### Given data

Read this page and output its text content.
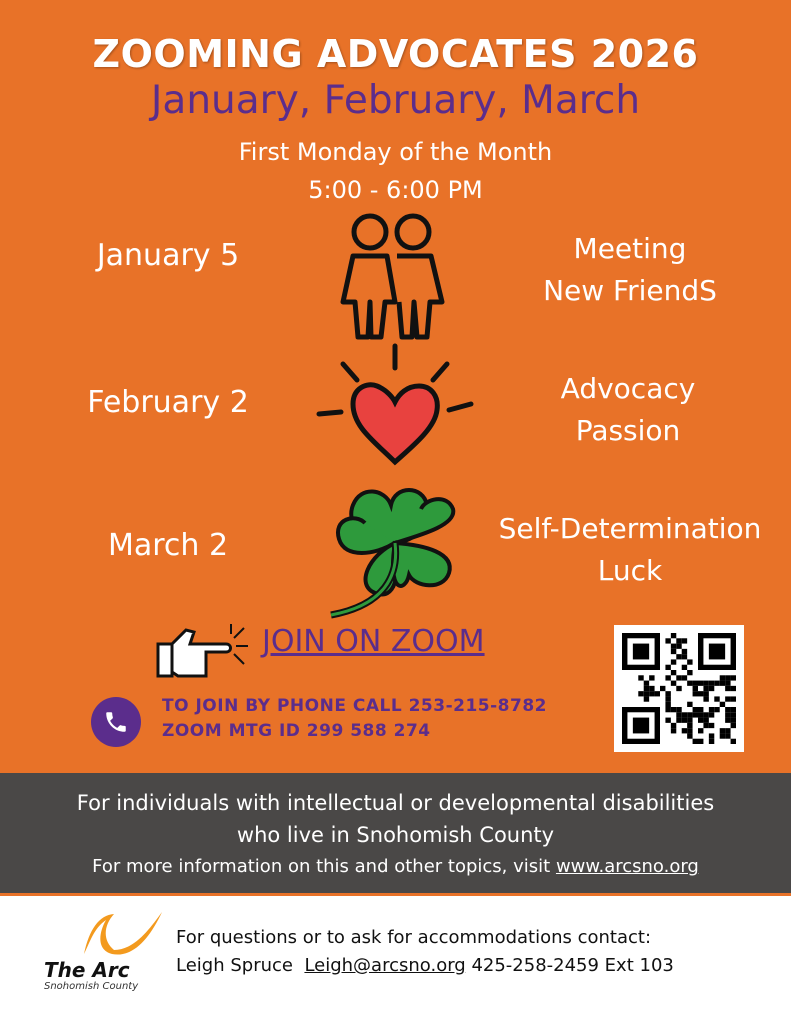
ZOOMING ADVOCATES 2026
January, February, March
First Monday of the Month
5:00 - 6:00 PM
January 5	Meeting
New FriendS
February 2	Advocacy
Passion
March 2	Self-Determination
Luck
JOIN ON ZOOM
TO JOIN BY PHONE CALL 253-215-8782
ZOOM MTG ID 299 588 274
For individuals with intellectual or developmental disabilities
who live in Snohomish County
For more information on this and other topics, visit www.arcsno.org
The Arc
Snohomish County
For questions or to ask for accommodations contact:
Leigh Spruce Leigh@arcsno.org 425-258-2459 Ext 103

######

### Exercise prompt
Copy out each record shown above without alteration, skipping any picture.

### Exercise response
Read this page and output its text content.
ZOOMING ADVOCATES 2026
January, February, March
First Monday of the Month
5:00 - 6:00 PM
January 5	Meeting
New FriendS
February 2	Advocacy
Passion
March 2	Self-Determination
Luck
JOIN ON ZOOM
TO JOIN BY PHONE CALL 253-215-8782
ZOOM MTG ID 299 588 274
For individuals with intellectual or developmental disabilities
who live in Snohomish County
For more information on this and other topics, visit www.arcsno.org
The Arc
Snohomish County
For questions or to ask for accommodations contact:
Leigh Spruce Leigh@arcsno.org 425-258-2459 Ext 103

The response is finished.